Document page data
%%

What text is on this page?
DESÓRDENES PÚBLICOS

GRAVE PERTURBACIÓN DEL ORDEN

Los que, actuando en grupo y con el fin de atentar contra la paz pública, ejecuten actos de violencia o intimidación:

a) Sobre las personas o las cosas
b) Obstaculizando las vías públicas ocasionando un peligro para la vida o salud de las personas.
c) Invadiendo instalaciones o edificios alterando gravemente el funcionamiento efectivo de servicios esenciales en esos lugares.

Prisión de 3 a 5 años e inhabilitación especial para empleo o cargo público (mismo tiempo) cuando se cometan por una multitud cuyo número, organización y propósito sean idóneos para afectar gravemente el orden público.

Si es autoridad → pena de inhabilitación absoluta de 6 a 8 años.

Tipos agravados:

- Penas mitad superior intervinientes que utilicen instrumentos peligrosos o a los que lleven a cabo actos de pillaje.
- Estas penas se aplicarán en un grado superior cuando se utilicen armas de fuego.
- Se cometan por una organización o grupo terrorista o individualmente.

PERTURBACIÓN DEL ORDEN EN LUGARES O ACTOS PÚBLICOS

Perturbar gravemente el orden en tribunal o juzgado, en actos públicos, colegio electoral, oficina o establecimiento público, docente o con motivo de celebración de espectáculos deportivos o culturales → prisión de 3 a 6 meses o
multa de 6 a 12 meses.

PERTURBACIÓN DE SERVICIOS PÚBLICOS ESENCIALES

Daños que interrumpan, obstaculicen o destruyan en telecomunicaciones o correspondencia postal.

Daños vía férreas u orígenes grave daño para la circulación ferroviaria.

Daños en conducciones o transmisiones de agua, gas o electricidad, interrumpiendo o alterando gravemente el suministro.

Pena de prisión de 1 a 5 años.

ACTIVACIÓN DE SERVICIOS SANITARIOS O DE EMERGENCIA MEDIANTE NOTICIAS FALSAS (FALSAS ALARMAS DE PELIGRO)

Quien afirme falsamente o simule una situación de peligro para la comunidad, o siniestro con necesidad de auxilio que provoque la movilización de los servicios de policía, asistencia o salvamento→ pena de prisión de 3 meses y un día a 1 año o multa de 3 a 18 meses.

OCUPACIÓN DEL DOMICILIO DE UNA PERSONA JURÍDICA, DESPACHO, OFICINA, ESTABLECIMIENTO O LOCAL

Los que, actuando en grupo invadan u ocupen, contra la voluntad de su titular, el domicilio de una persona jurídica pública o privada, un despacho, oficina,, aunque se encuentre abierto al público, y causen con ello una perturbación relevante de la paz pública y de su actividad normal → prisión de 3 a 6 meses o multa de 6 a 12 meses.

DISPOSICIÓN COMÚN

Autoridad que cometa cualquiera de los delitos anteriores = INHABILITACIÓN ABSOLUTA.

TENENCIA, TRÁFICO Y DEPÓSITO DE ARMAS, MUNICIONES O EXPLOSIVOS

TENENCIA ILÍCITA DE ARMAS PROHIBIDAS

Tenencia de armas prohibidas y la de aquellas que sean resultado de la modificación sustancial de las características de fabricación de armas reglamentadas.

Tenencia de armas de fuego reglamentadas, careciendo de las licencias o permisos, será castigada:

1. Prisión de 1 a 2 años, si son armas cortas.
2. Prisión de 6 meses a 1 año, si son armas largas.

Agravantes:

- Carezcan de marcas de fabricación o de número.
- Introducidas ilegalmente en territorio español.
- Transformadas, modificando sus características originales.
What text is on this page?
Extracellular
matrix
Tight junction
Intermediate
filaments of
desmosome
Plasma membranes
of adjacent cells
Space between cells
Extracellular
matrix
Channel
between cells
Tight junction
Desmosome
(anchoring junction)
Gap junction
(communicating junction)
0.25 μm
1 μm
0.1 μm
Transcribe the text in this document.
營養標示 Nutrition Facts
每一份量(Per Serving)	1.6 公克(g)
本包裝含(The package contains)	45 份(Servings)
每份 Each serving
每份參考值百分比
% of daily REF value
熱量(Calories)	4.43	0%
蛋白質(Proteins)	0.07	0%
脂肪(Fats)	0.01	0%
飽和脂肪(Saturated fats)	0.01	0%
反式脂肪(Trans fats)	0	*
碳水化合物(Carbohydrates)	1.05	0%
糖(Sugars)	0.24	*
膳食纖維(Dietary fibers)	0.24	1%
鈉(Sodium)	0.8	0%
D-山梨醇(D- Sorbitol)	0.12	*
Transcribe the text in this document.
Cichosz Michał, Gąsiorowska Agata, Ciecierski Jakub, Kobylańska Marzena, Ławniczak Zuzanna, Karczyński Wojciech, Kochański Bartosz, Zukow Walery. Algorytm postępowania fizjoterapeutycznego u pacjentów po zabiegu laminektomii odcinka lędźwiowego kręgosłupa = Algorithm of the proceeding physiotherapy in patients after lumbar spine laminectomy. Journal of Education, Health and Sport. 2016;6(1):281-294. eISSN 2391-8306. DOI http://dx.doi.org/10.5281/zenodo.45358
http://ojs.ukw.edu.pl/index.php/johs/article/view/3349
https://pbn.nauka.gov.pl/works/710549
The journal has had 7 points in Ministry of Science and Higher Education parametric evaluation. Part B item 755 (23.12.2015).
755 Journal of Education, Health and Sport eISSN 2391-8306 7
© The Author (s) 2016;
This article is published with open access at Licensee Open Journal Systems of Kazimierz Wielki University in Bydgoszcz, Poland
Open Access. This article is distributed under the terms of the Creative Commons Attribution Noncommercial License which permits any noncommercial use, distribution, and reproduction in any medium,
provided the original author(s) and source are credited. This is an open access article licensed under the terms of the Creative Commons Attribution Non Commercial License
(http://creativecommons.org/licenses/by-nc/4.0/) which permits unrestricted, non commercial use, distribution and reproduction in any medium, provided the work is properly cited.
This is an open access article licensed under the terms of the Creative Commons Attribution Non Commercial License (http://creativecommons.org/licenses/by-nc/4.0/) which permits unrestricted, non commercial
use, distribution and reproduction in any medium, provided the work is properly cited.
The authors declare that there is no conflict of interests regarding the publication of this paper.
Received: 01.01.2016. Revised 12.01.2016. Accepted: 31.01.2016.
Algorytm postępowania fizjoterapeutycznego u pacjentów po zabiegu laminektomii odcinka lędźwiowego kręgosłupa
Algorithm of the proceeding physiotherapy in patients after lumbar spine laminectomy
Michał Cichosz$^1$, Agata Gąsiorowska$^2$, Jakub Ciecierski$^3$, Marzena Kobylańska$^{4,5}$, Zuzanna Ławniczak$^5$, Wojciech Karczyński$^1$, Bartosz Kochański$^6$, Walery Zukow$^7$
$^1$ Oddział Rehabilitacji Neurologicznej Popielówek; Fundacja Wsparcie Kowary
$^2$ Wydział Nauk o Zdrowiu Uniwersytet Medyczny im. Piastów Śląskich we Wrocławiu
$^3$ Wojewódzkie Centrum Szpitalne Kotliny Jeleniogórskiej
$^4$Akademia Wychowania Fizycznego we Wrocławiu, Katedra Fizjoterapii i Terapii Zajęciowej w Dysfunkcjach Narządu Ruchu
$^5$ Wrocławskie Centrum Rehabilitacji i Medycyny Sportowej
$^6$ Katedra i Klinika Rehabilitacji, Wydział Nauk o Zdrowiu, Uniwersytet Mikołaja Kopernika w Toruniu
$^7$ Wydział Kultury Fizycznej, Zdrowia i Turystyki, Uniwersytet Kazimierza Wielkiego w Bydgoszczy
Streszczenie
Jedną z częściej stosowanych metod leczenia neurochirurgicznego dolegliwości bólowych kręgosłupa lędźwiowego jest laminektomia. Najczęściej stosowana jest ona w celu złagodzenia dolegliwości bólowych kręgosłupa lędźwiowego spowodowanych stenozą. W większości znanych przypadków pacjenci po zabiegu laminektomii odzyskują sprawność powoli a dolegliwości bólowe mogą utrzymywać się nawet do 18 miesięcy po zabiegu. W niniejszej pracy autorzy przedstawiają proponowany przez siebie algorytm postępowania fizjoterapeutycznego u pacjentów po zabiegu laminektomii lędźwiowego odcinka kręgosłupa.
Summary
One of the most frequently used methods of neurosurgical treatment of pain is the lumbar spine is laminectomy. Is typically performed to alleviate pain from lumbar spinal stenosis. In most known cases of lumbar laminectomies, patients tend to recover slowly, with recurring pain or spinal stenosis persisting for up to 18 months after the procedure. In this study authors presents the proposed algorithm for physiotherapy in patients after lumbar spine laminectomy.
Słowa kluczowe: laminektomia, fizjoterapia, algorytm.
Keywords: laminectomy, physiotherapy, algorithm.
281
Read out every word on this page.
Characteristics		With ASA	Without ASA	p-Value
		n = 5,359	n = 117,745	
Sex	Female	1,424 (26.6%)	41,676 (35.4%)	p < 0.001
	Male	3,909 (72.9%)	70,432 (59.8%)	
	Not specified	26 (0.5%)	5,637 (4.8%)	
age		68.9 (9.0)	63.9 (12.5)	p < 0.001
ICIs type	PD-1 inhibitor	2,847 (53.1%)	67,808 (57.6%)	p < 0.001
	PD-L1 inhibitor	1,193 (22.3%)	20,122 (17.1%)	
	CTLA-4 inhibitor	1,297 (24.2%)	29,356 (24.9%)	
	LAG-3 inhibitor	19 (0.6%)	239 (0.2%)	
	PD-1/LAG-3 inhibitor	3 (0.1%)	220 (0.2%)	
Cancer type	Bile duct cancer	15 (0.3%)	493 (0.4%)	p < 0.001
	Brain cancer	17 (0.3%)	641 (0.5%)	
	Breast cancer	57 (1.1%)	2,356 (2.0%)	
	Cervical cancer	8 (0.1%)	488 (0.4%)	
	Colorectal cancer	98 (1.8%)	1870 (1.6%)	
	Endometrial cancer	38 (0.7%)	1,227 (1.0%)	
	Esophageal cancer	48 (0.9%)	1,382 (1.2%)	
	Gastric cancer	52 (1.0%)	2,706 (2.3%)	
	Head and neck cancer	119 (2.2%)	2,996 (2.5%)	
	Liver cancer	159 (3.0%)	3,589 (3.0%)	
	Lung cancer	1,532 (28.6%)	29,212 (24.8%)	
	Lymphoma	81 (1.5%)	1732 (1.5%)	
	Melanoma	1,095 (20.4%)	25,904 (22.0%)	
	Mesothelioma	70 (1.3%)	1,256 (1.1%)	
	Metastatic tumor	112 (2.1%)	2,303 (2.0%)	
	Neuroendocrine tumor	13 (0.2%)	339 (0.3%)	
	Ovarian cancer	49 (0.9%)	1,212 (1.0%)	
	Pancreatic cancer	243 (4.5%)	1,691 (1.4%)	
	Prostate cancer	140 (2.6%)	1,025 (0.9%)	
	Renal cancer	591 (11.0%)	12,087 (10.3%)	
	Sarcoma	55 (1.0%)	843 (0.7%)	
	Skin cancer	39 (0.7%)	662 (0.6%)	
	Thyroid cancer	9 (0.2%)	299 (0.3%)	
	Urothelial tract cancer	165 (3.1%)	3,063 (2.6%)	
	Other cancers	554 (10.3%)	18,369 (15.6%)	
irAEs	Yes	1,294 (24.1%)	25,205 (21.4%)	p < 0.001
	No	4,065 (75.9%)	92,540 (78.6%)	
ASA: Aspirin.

%%

WHAT THE TASK REQUIRES:
Return the lines above that include the string "laminektomia".

OUTPUT OF THE TASK:
Jedną z częściej stosowanych metod leczenia neurochirurgicznego dolegliwości bólowych kręgosłupa lędźwiowego jest laminektomia. Najczęściej stosowana jest ona w celu złagodzenia dolegliwości bólowych kręgosłupa lędźwiowego spowodowanych stenozą. W większości znanych przypadków pacjenci po zabiegu laminektomii odzyskują sprawność powoli a dolegliwości bólowe mogą utrzymywać się nawet do 18 miesięcy po zabiegu. W niniejszej pracy autorzy przedstawiają proponowany przez siebie algorytm postępowania fizjoterapeutycznego u pacjentów po zabiegu laminektomii lędźwiowego odcinka kręgosłupa.
Słowa kluczowe: laminektomia, fizjoterapia, algorytm.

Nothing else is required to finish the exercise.